◆ **TO DO**: Each line containing the word "pour" should be found and copied.

──────── PROVIDED DATA

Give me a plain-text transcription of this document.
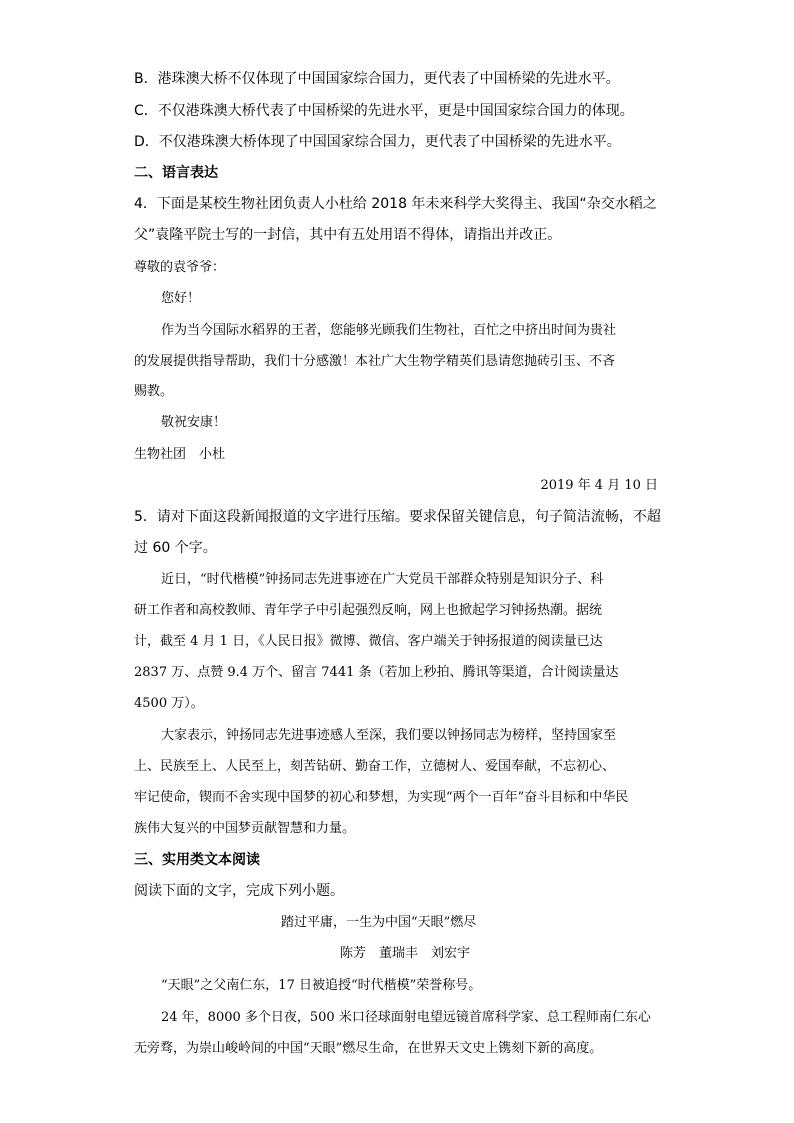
B．港珠澳大桥不仅体现了中国国家综合国力，更代表了中国桥梁的先进水平。
C．不仅港珠澳大桥代表了中国桥梁的先进水平，更是中国国家综合国力的体现。
D．不仅港珠澳大桥体现了中国国家综合国力，更代表了中国桥梁的先进水平。
二、语言表达
4．下面是某校生物社团负责人小杜给 2018 年未来科学大奖得主、我国“杂交水稻之
父”袁隆平院士写的一封信，其中有五处用语不得体，请指出并改正。
尊敬的袁爷爷：
您好！
作为当今国际水稻界的王者，您能够光顾我们生物社，百忙之中挤出时间为贵社
的发展提供指导帮助，我们十分感激！本社广大生物学精英们恳请您抛砖引玉、不吝
赐教。
敬祝安康！
生物社团　小杜
2019 年 4 月 10 日
5．请对下面这段新闻报道的文字进行压缩。要求保留关键信息，句子简洁流畅，不超
过 60 个字。
近日，“时代楷模”钟扬同志先进事迹在广大党员干部群众特别是知识分子、科
研工作者和高校教师、青年学子中引起强烈反响，网上也掀起学习钟扬热潮。据统
计，截至 4 月 1 日，《人民日报》微博、微信、客户端关于钟扬报道的阅读量已达
2837 万、点赞 9.4 万个、留言 7441 条（若加上秒拍、腾讯等渠道，合计阅读量达
4500 万）。
大家表示，钟扬同志先进事迹感人至深，我们要以钟扬同志为榜样，坚持国家至
上、民族至上、人民至上，刻苦钻研、勤奋工作，立德树人、爱国奉献，不忘初心、
牢记使命，锲而不舍实现中国梦的初心和梦想，为实现“两个一百年”奋斗目标和中华民
族伟大复兴的中国梦贡献智慧和力量。
三、实用类文本阅读
阅读下面的文字，完成下列小题。
踏过平庸，一生为中国“天眼”燃尽
陈芳　董瑞丰　刘宏宇
“天眼”之父南仁东，17 日被追授“时代楷模”荣誉称号。
24 年，8000 多个日夜，500 米口径球面射电望远镜首席科学家、总工程师南仁东心
无旁骛，为崇山峻岭间的中国“天眼”燃尽生命，在世界天文史上镌刻下新的高度。
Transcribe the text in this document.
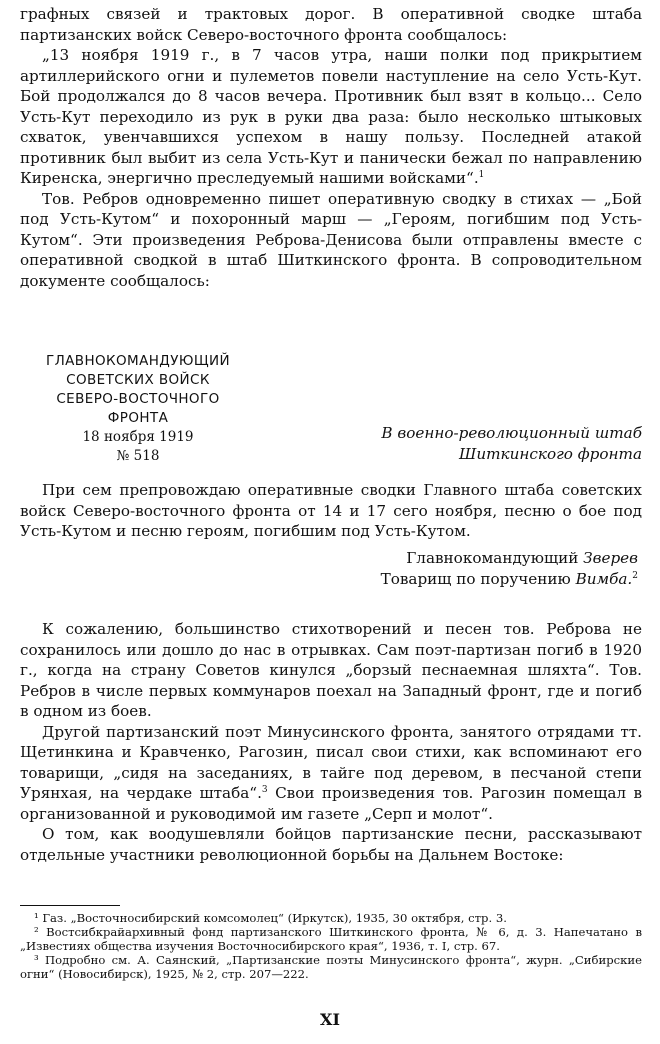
графных связей и трактовых дорог. В оперативной сводке штаба партизанских войск Северо-восточного фронта сообщалось:

„13 ноября 1919 г., в 7 часов утра, наши полки под прикрытием артиллерийского огни и пулеметов повели наступление на село Усть-Кут. Бой продолжался до 8 часов вечера. Противник был взят в кольцо... Село Усть-Кут переходило из рук в руки два раза: было несколько штыковых схваток, увенчавшихся успехом в нашу пользу. Последней атакой противник был выбит из села Усть-Кут и панически бежал по направлению Киренска, энергично преследуемый нашими войсками“.$^1$

Тов. Ребров одновременно пишет оперативную сводку в стихах — „Бой под Усть-Кутом“ и похоронный марш — „Героям, погибшим под Усть-Кутом“. Эти произведения Реброва-Денисова были отправлены вместе с оперативной сводкой в штаб Шиткинского фронта. В сопроводительном документе сообщалось:

ГЛАВНОКОМАНДУЮЩИЙ
СОВЕТСКИХ ВОЙСК
СЕВЕРО-ВОСТОЧНОГО
ФРОНТА
18 ноября 1919
№ 518
В военно-революционный штаб
Шиткинского фронта

При сем препровождаю оперативные сводки Главного штаба советских войск Северо-восточного фронта от 14 и 17 сего ноября, песню о бое под Усть-Кутом и песню героям, погибшим под Усть-Кутом.

Главнокомандующий Зверев
Товарищ по поручению Вимба.$^2$

К сожалению, большинство стихотворений и песен тов. Реброва не сохранилось или дошло до нас в отрывках. Сам поэт-партизан погиб в 1920 г., когда на страну Советов кинулся „борзый песнаемная шляхта“. Тов. Ребров в числе первых коммунаров поехал на Западный фронт, где и погиб в одном из боев.

Другой партизанский поэт Минусинского фронта, занятого отрядами тт. Щетинкина и Кравченко, Рагозин, писал свои стихи, как вспоминают его товарищи, „сидя на заседаниях, в тайге под деревом, в песчаной степи Урянхая, на чердаке штаба“.$^3$ Свои произведения тов. Рагозин помещал в организованной и руководимой им газете „Серп и молот“.

О том, как воодушевляли бойцов партизанские песни, рассказывают отдельные участники революционной борьбы на Дальнем Востоке:

¹ Газ. „Восточносибирский комсомолец“ (Иркутск), 1935, 30 октября, стр. 3.

² Востсибкрайархивный фонд партизанского Шиткинского фронта, № 6, д. 3. Напечатано в „Известиях общества изучения Восточносибирского края“, 1936, т. I, стр. 67.

³ Подробно см. А. Саянский, „Партизанские поэты Минусинского фронта“, журн. „Сибирские огни“ (Новосибирск), 1925, № 2, стр. 207—222.

XI
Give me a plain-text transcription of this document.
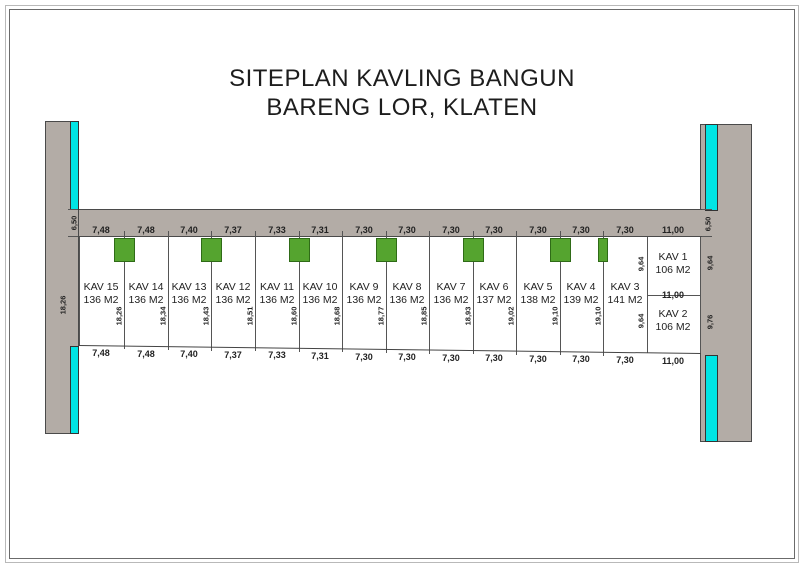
SITEPLAN KAVLING BANGUN
BARENG LOR, KLATEN
6,50	6,50
7,48	7,48	7,40	7,37	7,33	7,31	7,30	7,30	7,30	7,30	7,30	7,30	7,30	11,00
KAV 15
136 M2
KAV 14
136 M2
KAV 13
136 M2
KAV 12
136 M2
KAV 11
136 M2
KAV 10
136 M2
KAV 9
136 M2
KAV 8
136 M2
KAV 7
136 M2
KAV 6
137 M2
KAV 5
138 M2
KAV 4
139 M2
KAV 3
141 M2
18,26
18,26	18,34	18,43	18,51	18,60	18,68	18,77	18,85	18,93	19,02	19,10	19,10
KAV 1
106 M2
KAV 2
106 M2
11,00
9,64
9,64
9,64
9,76
7,48	7,48	7,40	7,37	7,33	7,31	7,30	7,30	7,30	7,30	7,30	7,30	7,30	11,00
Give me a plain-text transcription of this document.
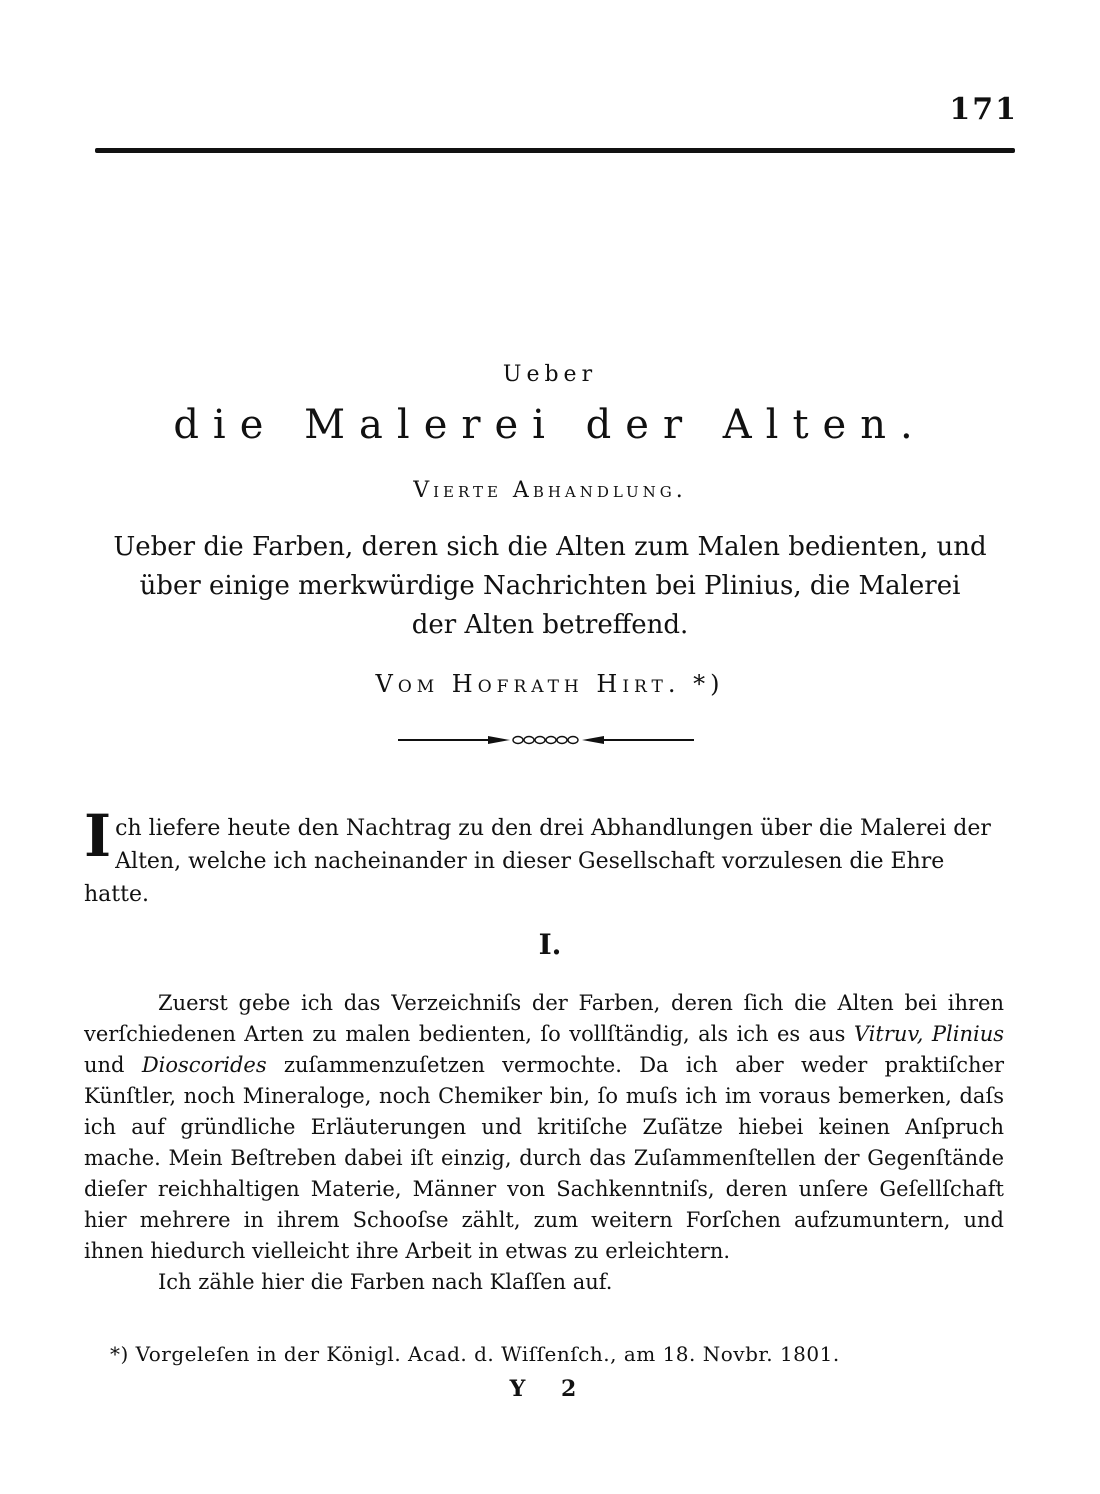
171
Ueber
die Malerei der Alten.
Vierte Abhandlung.
Ueber die Farben, deren sich die Alten zum Malen bedienten, und
über einige merkwürdige Nachrichten bei Plinius, die Malerei
der Alten betreffend.
Vom Hofrath Hirt. *)
I ch liefere heute den Nachtrag zu den drei Abhandlungen über die Malerei der Alten, welche ich nacheinander in dieser Gesellschaft vorzulesen die Ehre hatte.
I.

Zuerst gebe ich das Verzeichniſs der Farben, deren ſich die Alten bei ihren verſchiedenen Arten zu malen bedienten, ſo vollſtändig, als ich es aus Vitruv, Plinius und Dioscorides zuſammenzuſetzen vermochte. Da ich aber weder praktiſcher Künſtler, noch Mineraloge, noch Chemiker bin, ſo muſs ich im voraus bemerken, daſs ich auf gründliche Erläuterungen und kritiſche Zuſätze hiebei keinen Anſpruch mache. Mein Beſtreben dabei iſt einzig, durch das Zuſammenſtellen der Gegenſtände dieſer reichhaltigen Materie, Männer von Sachkenntniſs, deren unſere Geſellſchaft hier mehrere in ihrem Schooſse zählt, zum weitern Forſchen aufzumuntern, und ihnen hiedurch vielleicht ihre Arbeit in etwas zu erleichtern.

Ich zähle hier die Farben nach Klaſſen auf.

*) Vorgeleſen in der Königl. Acad. d. Wiſſenſch., am 18. Novbr. 1801.
Y 2
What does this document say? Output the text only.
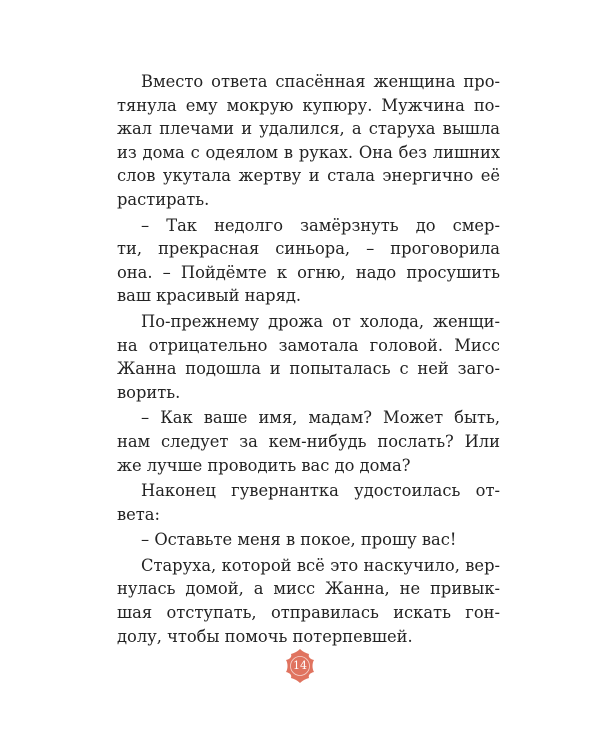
Вместо ответа спасённая женщина про-
тянула ему мокрую купюру. Мужчина по-
жал плечами и удалился, а старуха вышла
из дома с одеялом в руках. Она без лишних
слов укутала жертву и стала энергично её
растирать.
– Так недолго замёрзнуть до смер-
ти, прекрасная синьора, – проговорила
она. – Пойдёмте к огню, надо просушить
ваш красивый наряд.
По-прежнему дрожа от холода, женщи-
на отрицательно замотала головой. Мисс
Жанна подошла и попыталась с ней заго-
ворить.
– Как ваше имя, мадам? Может быть,
нам следует за кем-нибудь послать? Или
же лучше проводить вас до дома?
Наконец гувернантка удостоилась от-
вета:
– Оставьте меня в покое, прошу вас!
Старуха, которой всё это наскучило, вер-
нулась домой, а мисс Жанна, не привык-
шая отступать, отправилась искать гон-
долу, чтобы помочь потерпевшей.
14
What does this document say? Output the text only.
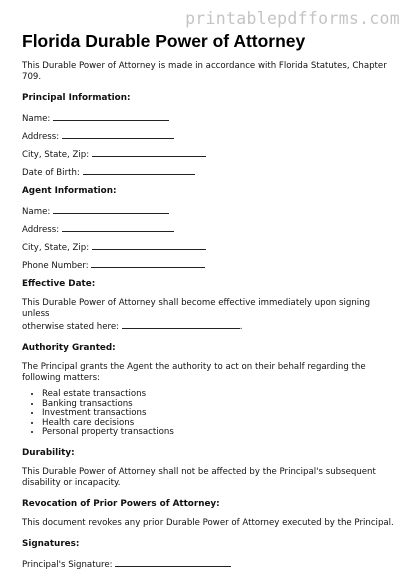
printablepdfforms.com
Florida Durable Power of Attorney

This Durable Power of Attorney is made in accordance with Florida Statutes, Chapter 709.

Principal Information:
Name:
Address:
City, State, Zip:
Date of Birth:
Agent Information:
Name:
Address:
City, State, Zip:
Phone Number:
Effective Date:

This Durable Power of Attorney shall become effective immediately upon signing unless

otherwise stated here:	.

Authority Granted:

The Principal grants the Agent the authority to act on their behalf regarding the following matters:

• Real estate transactions
• Banking transactions
• Investment transactions
• Health care decisions
• Personal property transactions
Durability:

This Durable Power of Attorney shall not be affected by the Principal's subsequent disability or incapacity.

Revocation of Prior Powers of Attorney:

This document revokes any prior Durable Power of Attorney executed by the Principal.

Signatures:
Principal's Signature:
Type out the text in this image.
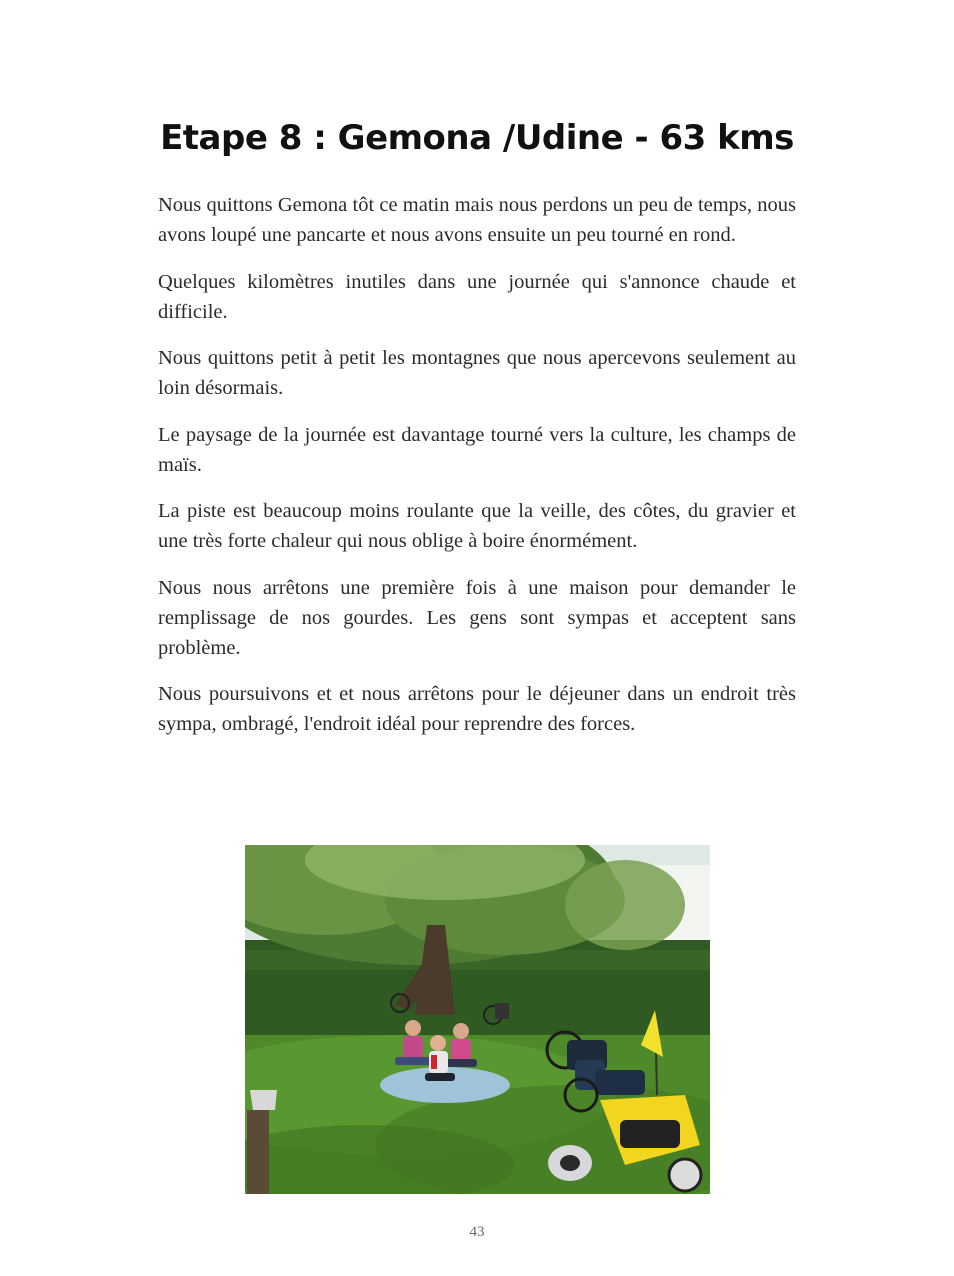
Etape 8 : Gemona /Udine - 63 kms

Nous quittons Gemona tôt ce matin mais nous perdons un peu de temps, nous avons loupé une pancarte et nous avons ensuite un peu tourné en rond.

Quelques kilomètres inutiles dans une journée qui s'annonce chaude et difficile.

Nous quittons petit à petit les montagnes que nous apercevons seulement au loin désormais.

Le paysage de la journée est davantage tourné vers la culture, les champs de maïs.

La piste est beaucoup moins roulante que la veille, des côtes, du gravier et une très forte chaleur qui nous oblige à boire énormément.

Nous nous arrêtons une première fois à une maison pour demander le remplissage de nos gourdes. Les gens sont sympas et acceptent sans problème.

Nous poursuivons et et nous arrêtons pour le déjeuner dans un endroit très sympa, ombragé, l'endroit idéal pour reprendre des forces.

43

────────────────

◆ **EXERCISE RESULT**:
Nous nous arrêtons une première fois à une maison pour demander le remplissage de nos gourdes. Les gens sont sympas et acceptent sans problème.
Nous poursuivons et et nous arrêtons pour le déjeuner dans un endroit très sympa, ombragé, l'endroit idéal pour reprendre des forces.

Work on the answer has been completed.